/---
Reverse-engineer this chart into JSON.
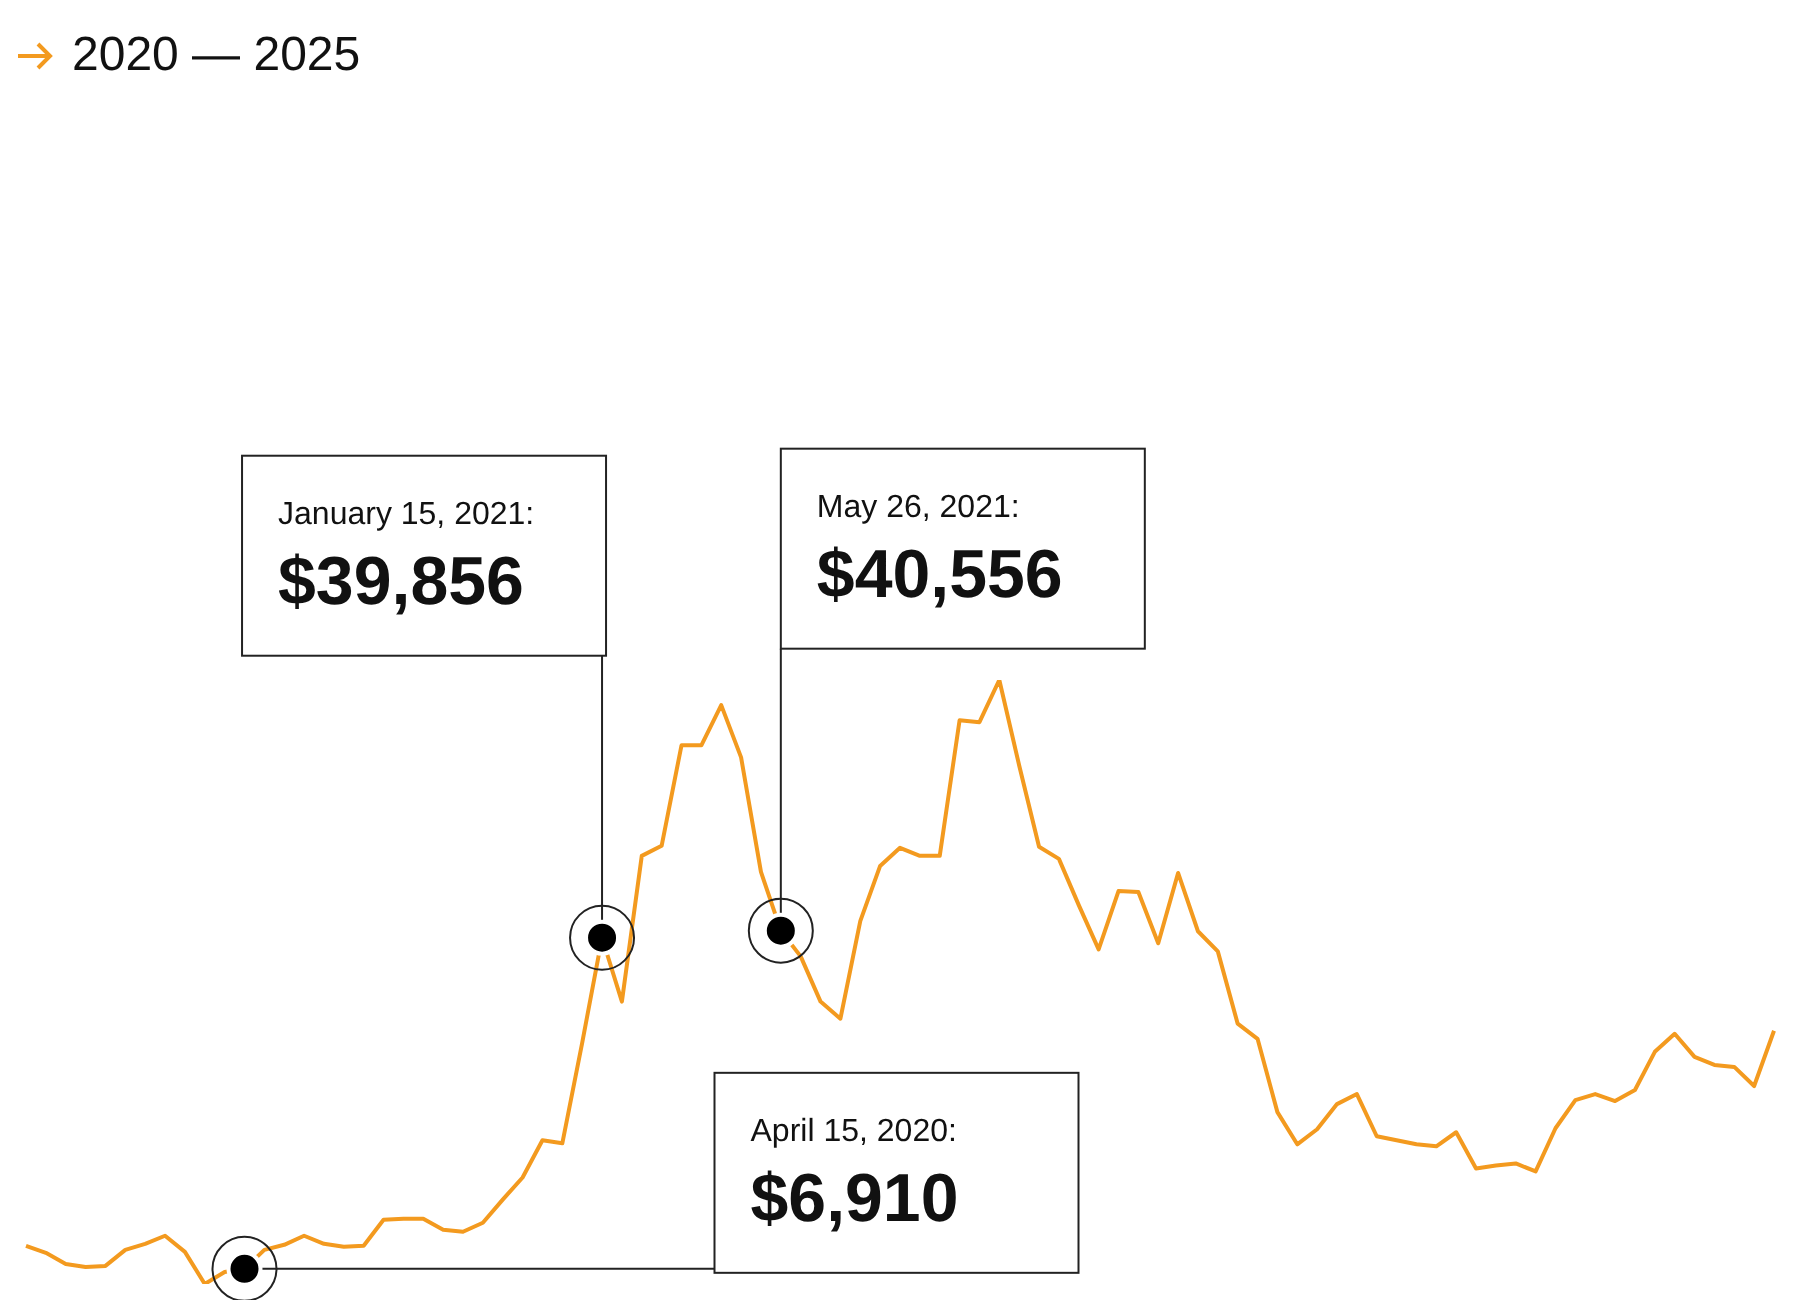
{
  "chart_data": {
    "type": "line",
    "title": "2020 — 2025",
    "color": "#f39a1f",
    "categories": [
      null,
      null,
      null,
      null,
      null,
      null,
      null,
      null,
      null,
      null,
      null,
      null,
      null,
      null,
      null,
      null,
      null,
      null,
      null,
      null,
      null,
      null,
      null,
      null,
      null,
      null,
      null,
      null,
      null,
      null,
      null,
      null,
      null,
      null,
      null,
      null,
      null,
      null,
      null,
      null,
      null,
      null,
      null,
      null,
      null,
      null,
      null,
      null,
      null,
      null,
      null,
      null,
      null,
      null,
      null,
      null,
      null,
      null,
      null,
      null,
      null,
      null,
      null,
      null,
      null,
      null,
      null,
      null,
      null,
      null,
      null,
      null,
      null,
      null,
      null,
      null,
      null,
      null,
      null,
      null,
      null,
      null,
      null,
      null,
      null,
      null,
      null,
      null,
      null
    ],
    "values": [
      9200,
      8500,
      7400,
      7100,
      7200,
      8800,
      9400,
      10200,
      8600,
      5400,
      6600,
      6910,
      8800,
      9300,
      10200,
      9400,
      9100,
      9200,
      11800,
      11900,
      11900,
      10800,
      10600,
      11500,
      13800,
      16000,
      19700,
      19400,
      29400,
      39856,
      33500,
      48000,
      49000,
      59000,
      59000,
      63000,
      57800,
      46400,
      40556,
      38000,
      33500,
      31800,
      41500,
      47000,
      48800,
      48000,
      48000,
      61500,
      61300,
      65500,
      57000,
      48900,
      47700,
      43100,
      38700,
      44500,
      44400,
      39300,
      46300,
      40500,
      38500,
      31300,
      29800,
      22500,
      19300,
      20800,
      23300,
      24300,
      20100,
      19700,
      19300,
      19100,
      20500,
      16900,
      17200,
      17400,
      16600,
      20900,
      23700,
      24300,
      23600,
      24700,
      28500,
      30300,
      28000,
      27200,
      27000,
      25100,
      30600
    ],
    "value_labels": [
      null,
      null,
      null,
      null,
      null,
      null,
      null,
      null,
      null,
      null,
      null,
      "April 15, 2020:\n$6,910",
      null,
      null,
      null,
      null,
      null,
      null,
      null,
      null,
      null,
      null,
      null,
      null,
      null,
      null,
      null,
      null,
      null,
      "January 15, 2021:\n$39,856",
      null,
      null,
      null,
      null,
      null,
      null,
      null,
      null,
      "May 26, 2021:\n$40,556",
      null,
      null,
      null,
      null,
      null,
      null,
      null,
      null,
      null,
      null,
      null,
      null,
      null,
      null,
      null,
      null,
      null,
      null,
      null,
      null,
      null,
      null,
      null,
      null,
      null,
      null,
      null,
      null,
      null,
      null,
      null,
      null,
      null,
      null,
      null,
      null,
      null,
      null,
      null,
      null,
      null,
      null,
      null,
      null,
      null,
      null,
      null,
      null,
      null,
      null
    ]
  }
}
\---
### [EXERCISE REQUIREMENTS]
Print each of the records above exactly as written, leaving no picture in the copy.

### [EXERCISE SOLUTION]
Reverse-engineer this chart into JSON.
{
  "chart_data": {
    "type": "line",
    "title": "2020 — 2025",
    "color": "#f39a1f",
    "categories": [
      null,
      null,
      null,
      null,
      null,
      null,
      null,
      null,
      null,
      null,
      null,
      null,
      null,
      null,
      null,
      null,
      null,
      null,
      null,
      null,
      null,
      null,
      null,
      null,
      null,
      null,
      null,
      null,
      null,
      null,
      null,
      null,
      null,
      null,
      null,
      null,
      null,
      null,
      null,
      null,
      null,
      null,
      null,
      null,
      null,
      null,
      null,
      null,
      null,
      null,
      null,
      null,
      null,
      null,
      null,
      null,
      null,
      null,
      null,
      null,
      null,
      null,
      null,
      null,
      null,
      null,
      null,
      null,
      null,
      null,
      null,
      null,
      null,
      null,
      null,
      null,
      null,
      null,
      null,
      null,
      null,
      null,
      null,
      null,
      null,
      null,
      null,
      null,
      null
    ],
    "values": [
      9200,
      8500,
      7400,
      7100,
      7200,
      8800,
      9400,
      10200,
      8600,
      5400,
      6600,
      6910,
      8800,
      9300,
      10200,
      9400,
      9100,
      9200,
      11800,
      11900,
      11900,
      10800,
      10600,
      11500,
      13800,
      16000,
      19700,
      19400,
      29400,
      39856,
      33500,
      48000,
      49000,
      59000,
      59000,
      63000,
      57800,
      46400,
      40556,
      38000,
      33500,
      31800,
      41500,
      47000,
      48800,
      48000,
      48000,
      61500,
      61300,
      65500,
      57000,
      48900,
      47700,
      43100,
      38700,
      44500,
      44400,
      39300,
      46300,
      40500,
      38500,
      31300,
      29800,
      22500,
      19300,
      20800,
      23300,
      24300,
      20100,
      19700,
      19300,
      19100,
      20500,
      16900,
      17200,
      17400,
      16600,
      20900,
      23700,
      24300,
      23600,
      24700,
      28500,
      30300,
      28000,
      27200,
      27000,
      25100,
      30600
    ],
    "value_labels": [
      null,
      null,
      null,
      null,
      null,
      null,
      null,
      null,
      null,
      null,
      null,
      "April 15, 2020:\n$6,910",
      null,
      null,
      null,
      null,
      null,
      null,
      null,
      null,
      null,
      null,
      null,
      null,
      null,
      null,
      null,
      null,
      null,
      "January 15, 2021:\n$39,856",
      null,
      null,
      null,
      null,
      null,
      null,
      null,
      null,
      "May 26, 2021:\n$40,556",
      null,
      null,
      null,
      null,
      null,
      null,
      null,
      null,
      null,
      null,
      null,
      null,
      null,
      null,
      null,
      null,
      null,
      null,
      null,
      null,
      null,
      null,
      null,
      null,
      null,
      null,
      null,
      null,
      null,
      null,
      null,
      null,
      null,
      null,
      null,
      null,
      null,
      null,
      null,
      null,
      null,
      null,
      null,
      null,
      null,
      null,
      null,
      null,
      null,
      null
    ]
  }
}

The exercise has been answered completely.